▶ QUOTED PASSAGE
───

Tension Hopkinson Bar with Momentum Traps. In a tension Hopkinson bar, the momentum trapping scheme

shown in Fig. 1(a) and (b) can be used to trap the compression pulse (Fig. 1b), which reflects off the sample,

back into the incident bar, and the tension pulse (Fig. 1a), which is transmitted through the sample into the

transmission bar, respectively.

Figures 2, 3, 4 show a complete system that includes at the loading end a tubular striker, an incident bar with a

transfer flange at its free end, a gas gun through which the incident bar passes, and a momentum-trap bar. The

far end of the transmission bar terminates in a momentum-trap tube (not shown), which is the mirror image of

the one shown in Fig. 1(a).

Fig. 2 Recovery tension Hopkinson bar setup. Source: Ref 7

Fig. 3 Operation of the recovery tension Hopkinson bar. (a) Striker tube impacts transfer flange. (b) The

resulting tensile pulse closes the preset precision gap. (c) The compression pulse, which reflects off the

sample into the incident bar, reaches the transfer flange and is transmitted into the momentum-trap bar.

───

▶ ENTRIES

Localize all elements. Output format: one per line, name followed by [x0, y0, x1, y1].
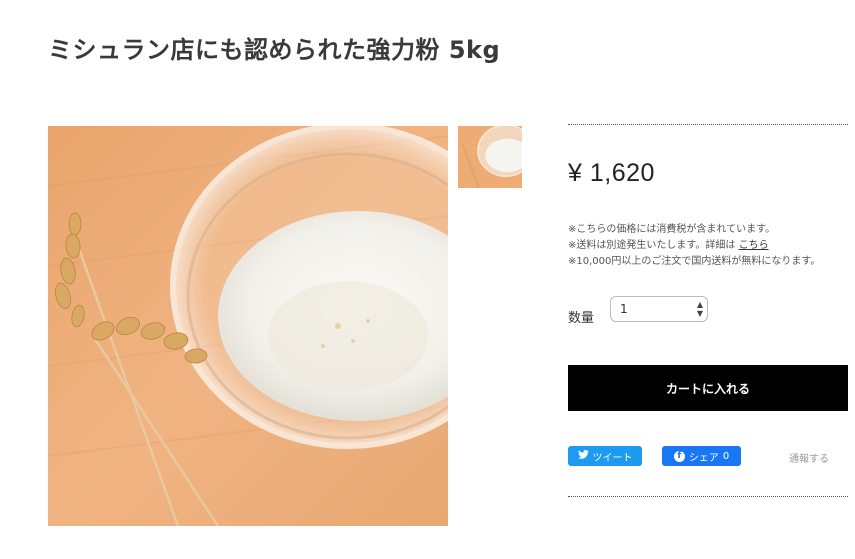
- quantity-value: 1: [620, 302, 628, 316]
- tax-note: ※こちらの価格には消費税が含まれています。: [568, 224, 776, 235]
- stepper-arrows-icon: ▲ ▼: [696, 300, 703, 318]
- add-to-cart-button[interactable]: カートに入れる: [568, 365, 848, 411]
- share-count: 0: [722, 450, 730, 462]
- purchase-panel: ¥ 1,620 ※こちらの価格には消費税が含まれています。 ※送料は別途発生いた…: [568, 124, 848, 497]
- tweet-button[interactable]: ツイート: [568, 446, 642, 466]
- facebook-share-button[interactable]: f シェア 0: [662, 446, 741, 466]
- price-notes: ※こちらの価格には消費税が含まれています。 ※送料は別途発生いたします。詳細は …: [568, 222, 820, 270]
- twitter-bird-icon: [577, 450, 589, 462]
- shipping-details-link[interactable]: こちら: [739, 240, 769, 251]
- share-label: シェア: [688, 452, 719, 464]
- divider-top: [568, 124, 848, 125]
- shipping-note-text: ※送料は別途発生いたします。詳細は: [568, 240, 736, 251]
- product-thumbnail[interactable]: [458, 126, 522, 188]
- facebook-icon: f: [673, 450, 685, 462]
- product-main-image: [48, 126, 448, 526]
- divider-bottom: [568, 496, 848, 497]
- free-shipping-note: ※10,000円以上のご注文で国内送料が無料になります。: [568, 256, 821, 267]
- product-title: ミシュラン店にも認められた強力粉 5kg: [48, 36, 501, 64]
- report-link[interactable]: 通報する: [789, 450, 829, 465]
- quantity-label: 数量: [568, 311, 595, 326]
- quantity-select[interactable]: 1 ▲ ▼: [610, 296, 708, 322]
- product-price: ¥ 1,620: [568, 159, 655, 187]
- tweet-label: ツイート: [592, 452, 633, 464]
- shipping-note: ※送料は別途発生いたします。詳細は こちら: [568, 238, 820, 254]
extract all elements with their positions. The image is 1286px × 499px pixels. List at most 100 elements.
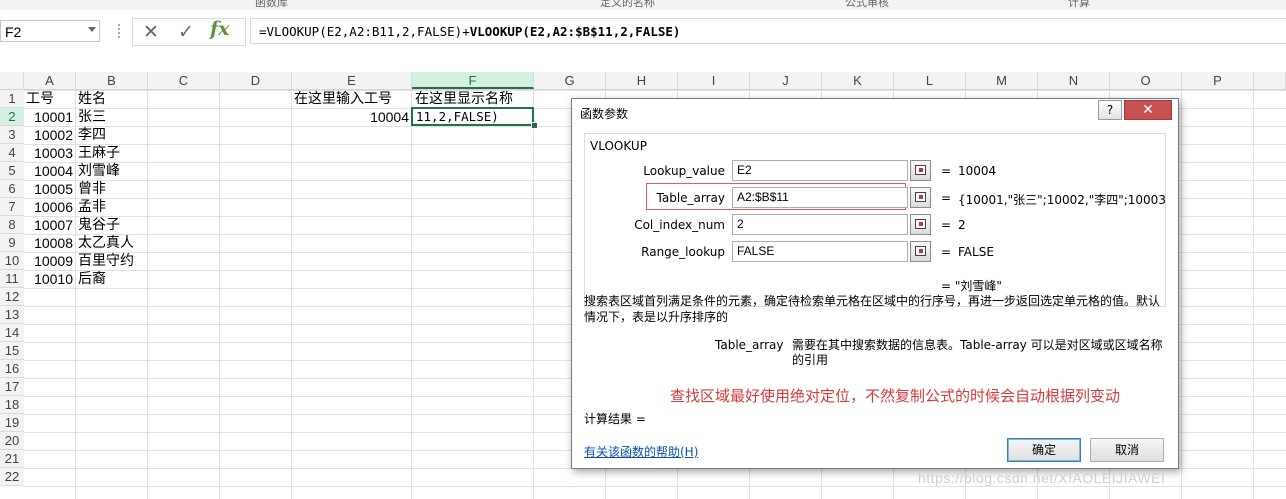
row-header-selected[interactable]: 2 (0, 108, 24, 126)
cell-name[interactable]: 李四 (78, 126, 106, 144)
fill-handle[interactable] (531, 122, 538, 129)
column-header[interactable]: J (750, 72, 822, 89)
collapse-dialog-icon[interactable] (910, 214, 931, 235)
cell-e2[interactable]: 10004 (292, 108, 409, 126)
row-header[interactable]: 9 (0, 234, 24, 252)
cell-name[interactable]: 王麻子 (78, 144, 120, 162)
row-header[interactable]: 16 (0, 360, 24, 378)
column-header[interactable]: A (24, 72, 76, 89)
cell-name[interactable]: 孟非 (78, 198, 106, 216)
arg-label-lookup-value: Lookup_value (643, 164, 725, 178)
cell-name[interactable]: 太乙真人 (78, 234, 134, 252)
collapse-dialog-icon[interactable] (910, 187, 931, 208)
function-description: 搜索表区域首列满足条件的元素，确定待检索单元格在区域中的行序号，再进一步返回选定… (584, 294, 1161, 324)
collapse-dialog-icon[interactable] (910, 241, 931, 262)
row-header[interactable]: 10 (0, 252, 24, 270)
column-header[interactable]: I (678, 72, 750, 89)
function-help-link[interactable]: 有关该函数的帮助(H) (584, 443, 698, 460)
column-header[interactable]: C (148, 72, 220, 89)
row-header[interactable]: 17 (0, 378, 24, 396)
select-all-corner[interactable] (0, 72, 24, 89)
column-header[interactable]: O (1110, 72, 1182, 89)
function-result: = "刘雪峰" (941, 279, 1002, 293)
column-header[interactable]: H (606, 72, 678, 89)
grip-icon[interactable] (118, 24, 122, 38)
row-header[interactable]: 13 (0, 306, 24, 324)
close-button[interactable]: ✕ (1124, 100, 1172, 120)
formula-input[interactable]: =VLOOKUP(E2,A2:B11,2,FALSE)+VLOOKUP(E2,A… (250, 18, 1286, 44)
cell-id[interactable]: 10009 (24, 252, 73, 270)
lookup-value-input[interactable]: E2 (732, 160, 908, 181)
row-header[interactable]: 21 (0, 450, 24, 468)
calculation-result: 计算结果 = (584, 412, 646, 426)
cell-name[interactable]: 张三 (78, 108, 106, 126)
cell-name[interactable]: 后裔 (78, 270, 106, 288)
function-arguments-dialog: 函数参数 ? ✕ VLOOKUP Lookup_value E2 = 10004… (571, 98, 1179, 469)
row-header[interactable]: 8 (0, 216, 24, 234)
row-header[interactable]: 22 (0, 468, 24, 486)
chevron-down-icon[interactable] (88, 27, 96, 32)
cell-e1[interactable]: 在这里输入工号 (294, 90, 392, 108)
cell-b1[interactable]: 姓名 (78, 90, 106, 108)
row-header[interactable]: 19 (0, 414, 24, 432)
cell-name[interactable]: 鬼谷子 (78, 216, 120, 234)
arg-label-col-index-num: Col_index_num (634, 218, 725, 232)
row-header[interactable]: 18 (0, 396, 24, 414)
row-header[interactable]: 1 (0, 90, 24, 108)
cell-id[interactable]: 10004 (24, 162, 73, 180)
column-header[interactable]: D (220, 72, 292, 89)
ribbon-group-label: 计算 (1068, 0, 1090, 9)
cell-id[interactable]: 10007 (24, 216, 73, 234)
column-header[interactable]: L (894, 72, 966, 89)
name-box[interactable]: F2 (0, 20, 100, 42)
arg-label-range-lookup: Range_lookup (641, 245, 725, 259)
row-header[interactable]: 15 (0, 342, 24, 360)
row-header[interactable]: 14 (0, 324, 24, 342)
cell-id[interactable]: 10008 (24, 234, 73, 252)
row-header[interactable]: 3 (0, 126, 24, 144)
cell-id[interactable]: 10001 (24, 108, 73, 126)
cell-f1[interactable]: 在这里显示名称 (415, 90, 513, 108)
arg-result: 10004 (958, 164, 997, 178)
column-header[interactable]: N (1038, 72, 1110, 89)
dialog-titlebar[interactable]: 函数参数 ? ✕ (572, 99, 1178, 127)
row-header[interactable]: 6 (0, 180, 24, 198)
help-button[interactable]: ? (1098, 100, 1122, 120)
collapse-dialog-icon[interactable] (910, 160, 931, 181)
ok-button[interactable]: 确定 (1007, 438, 1081, 462)
cell-name[interactable]: 百里守约 (78, 252, 134, 270)
row-header[interactable]: 5 (0, 162, 24, 180)
column-header[interactable] (1254, 72, 1286, 89)
row-header[interactable]: 7 (0, 198, 24, 216)
column-header[interactable]: M (966, 72, 1038, 89)
row-header[interactable]: 20 (0, 432, 24, 450)
cell-id[interactable]: 10006 (24, 198, 73, 216)
formula-active-function: VLOOKUP(E2,A2:$B$11,2,FALSE) (469, 24, 681, 39)
column-header[interactable]: E (292, 72, 412, 89)
cell-name[interactable]: 曾非 (78, 180, 106, 198)
insert-function-icon[interactable]: fx (210, 18, 230, 40)
active-cell-f2[interactable]: 11,2,FALSE) (411, 107, 534, 126)
column-header[interactable]: G (534, 72, 606, 89)
column-headers: A B C D E F G H I J K L M N O P (0, 72, 1286, 90)
column-header-selected[interactable]: F (412, 72, 534, 89)
column-header[interactable]: B (76, 72, 148, 89)
cell-id[interactable]: 10002 (24, 126, 73, 144)
table-array-input[interactable]: A2:$B$11 (732, 187, 908, 208)
confirm-entry-icon[interactable]: ✓ (174, 22, 198, 42)
cancel-button[interactable]: 取消 (1090, 438, 1164, 462)
range-lookup-input[interactable]: FALSE (732, 241, 908, 262)
cell-a1[interactable]: 工号 (26, 90, 54, 108)
cell-id[interactable]: 10010 (24, 270, 73, 288)
column-header[interactable]: P (1182, 72, 1254, 89)
column-header[interactable]: K (822, 72, 894, 89)
arg-detail-label: Table_array (715, 338, 784, 352)
cancel-entry-icon[interactable]: ✕ (139, 22, 163, 42)
row-header[interactable]: 12 (0, 288, 24, 306)
row-header[interactable]: 11 (0, 270, 24, 288)
cell-id[interactable]: 10005 (24, 180, 73, 198)
col-index-num-input[interactable]: 2 (732, 214, 908, 235)
cell-id[interactable]: 10003 (24, 144, 73, 162)
cell-name[interactable]: 刘雪峰 (78, 162, 120, 180)
row-header[interactable]: 4 (0, 144, 24, 162)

───

▶ SET EXERCISE 1
Write out again, unchanged, the rows running from the line with "row-header-selected[interactable]: 2 (0, 108, 24, 126)" up to and including the line with "cell-name[interactable]: 太乙真人 (78, 234, 134, 252)".
▶ SET EXERCISE 2
Keep going with the passage on the tension Hopkinson bar with momentum traps from the point where it stops.

▶ WRITTEN ANSWER 1
row-header-selected[interactable]: 2 (0, 108, 24, 126)
cell-name[interactable]: 李四 (78, 126, 106, 144)
fill-handle[interactable] (531, 122, 538, 129)
column-header[interactable]: J (750, 72, 822, 89)
collapse-dialog-icon[interactable] (910, 214, 931, 235)
cell-e2[interactable]: 10004 (292, 108, 409, 126)
row-header[interactable]: 9 (0, 234, 24, 252)
cell-name[interactable]: 王麻子 (78, 144, 120, 162)
row-header[interactable]: 16 (0, 360, 24, 378)
column-header[interactable]: A (24, 72, 76, 89)
cell-name[interactable]: 孟非 (78, 198, 106, 216)
arg-label-lookup-value: Lookup_value (643, 164, 725, 178)
cell-name[interactable]: 太乙真人 (78, 234, 134, 252)

▶ WRITTEN ANSWER 2
(d) The momentum in the trapped pulse causes the bar to fly off. Source: Ref 7

Fig. 4 Photograph of tension Hopkinson bar momentum-trap construction. Source: Ref 7

A preset precision gap separates the momentum-trap bar and the transfer flange of the incident bar. The

precision gap is set such that the end of the momentum-trap bar and the face of the transfer flange are brought

into contact, once the entire tensile pulse, produced by the tubular striker, is transferred into the incident bar

through the transfer flange. This tensile pulse then travels toward the sample, where it is partly transmitted into

the transmission bar and is partly reflected as compression back into the incident bar. This reflected

compression (often nearly the same as the incident pulse) is then transmitted into the momentum-trap bar and

reflects off the other (free) end of this bar as a tensile pulse. This pulse is then trapped in the momentum-trap

bar since the contact interface with the transfer flange cannot support tension. The momentum of the trapped

pulse causes the bar to fly off. The incident bar then is everywhere at rest. The pulse, which is transmitted

through the sample into the transmission bar, is also trapped at the free end of this bar by a momentum-trap

tube. This free end of the transmission bar includes a transfer flange and a momentum-trap tube in contact with

the flange, similar to those in Fig. 1(a).

At the striker end of the incident bar, the precision gap between the transfer flange and the momentum-trap bar

must be calculated and set with some care to obtain satisfactory results, as illustrated in Fig. 5(a). If the gap is

too large, the reflected compression pulse in the incident bar will not be transmitted to the momentum-trap bar.

On the other hand, if the gap is too small, it will be closed during the loading of the incident bar by the striker.

This affects the stress pulse, moves the momentum-trap bar into an improper position, and, hence, produces

undesirable results. An example is shown in Fig. 5(b), where the gap was much too large.

Fig. 5 (a) A typical tensile stress pulse, its reflected compression pulse, and its residue after trapping. (b)

A poorly trapped reflected compression; the gap between the momentum-trap and incident bars was too

big. Source: Ref 7

The momentum-trap bar is correctly positioned when the gap is set such that when the initial collision between

the striker and the incident bar is complete, the incident bar is fully in contact with the momentum-trap bar.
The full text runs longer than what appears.